**TASK TO CARRY OUT:**
Count how many lines mention the word "Buch". Write that number alone.

Stored dataset items:
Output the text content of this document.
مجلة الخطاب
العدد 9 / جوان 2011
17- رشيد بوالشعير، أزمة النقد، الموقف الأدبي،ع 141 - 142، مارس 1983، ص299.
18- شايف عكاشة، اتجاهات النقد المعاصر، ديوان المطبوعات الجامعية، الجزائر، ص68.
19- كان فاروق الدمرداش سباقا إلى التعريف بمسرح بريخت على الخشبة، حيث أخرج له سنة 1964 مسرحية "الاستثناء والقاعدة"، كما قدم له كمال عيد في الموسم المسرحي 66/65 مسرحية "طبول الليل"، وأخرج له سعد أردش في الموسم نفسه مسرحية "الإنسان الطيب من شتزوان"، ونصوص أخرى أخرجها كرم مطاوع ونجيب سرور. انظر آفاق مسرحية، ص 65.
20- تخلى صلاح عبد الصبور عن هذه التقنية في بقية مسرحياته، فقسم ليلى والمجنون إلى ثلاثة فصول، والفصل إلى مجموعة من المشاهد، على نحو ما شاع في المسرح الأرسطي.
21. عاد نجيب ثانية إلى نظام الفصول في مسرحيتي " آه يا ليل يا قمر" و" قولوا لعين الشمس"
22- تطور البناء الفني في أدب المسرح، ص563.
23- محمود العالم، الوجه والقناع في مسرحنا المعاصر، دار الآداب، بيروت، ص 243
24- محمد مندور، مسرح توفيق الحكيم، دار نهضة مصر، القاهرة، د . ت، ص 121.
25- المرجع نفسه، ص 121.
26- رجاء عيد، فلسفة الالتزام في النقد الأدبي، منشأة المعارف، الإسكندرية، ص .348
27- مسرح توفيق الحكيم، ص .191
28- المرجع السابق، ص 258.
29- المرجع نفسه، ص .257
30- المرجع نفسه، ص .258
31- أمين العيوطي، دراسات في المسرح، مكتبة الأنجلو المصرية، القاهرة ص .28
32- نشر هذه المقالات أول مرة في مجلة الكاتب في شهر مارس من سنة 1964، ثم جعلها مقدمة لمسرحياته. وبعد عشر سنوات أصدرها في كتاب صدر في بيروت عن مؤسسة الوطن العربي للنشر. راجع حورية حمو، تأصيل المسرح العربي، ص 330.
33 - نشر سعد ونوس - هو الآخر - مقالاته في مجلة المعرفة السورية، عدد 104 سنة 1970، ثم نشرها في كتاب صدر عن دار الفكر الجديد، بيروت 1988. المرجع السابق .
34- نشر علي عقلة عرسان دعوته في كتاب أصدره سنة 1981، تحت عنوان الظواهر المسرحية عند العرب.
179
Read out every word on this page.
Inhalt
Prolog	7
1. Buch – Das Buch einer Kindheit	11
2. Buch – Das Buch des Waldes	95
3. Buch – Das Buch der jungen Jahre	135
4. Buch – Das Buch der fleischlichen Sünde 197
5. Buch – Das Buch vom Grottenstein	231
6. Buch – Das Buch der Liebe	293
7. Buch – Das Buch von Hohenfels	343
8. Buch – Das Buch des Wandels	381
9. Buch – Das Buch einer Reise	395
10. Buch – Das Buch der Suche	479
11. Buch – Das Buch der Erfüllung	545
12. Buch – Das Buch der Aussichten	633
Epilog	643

**RESULT OF THIS TASK:**
12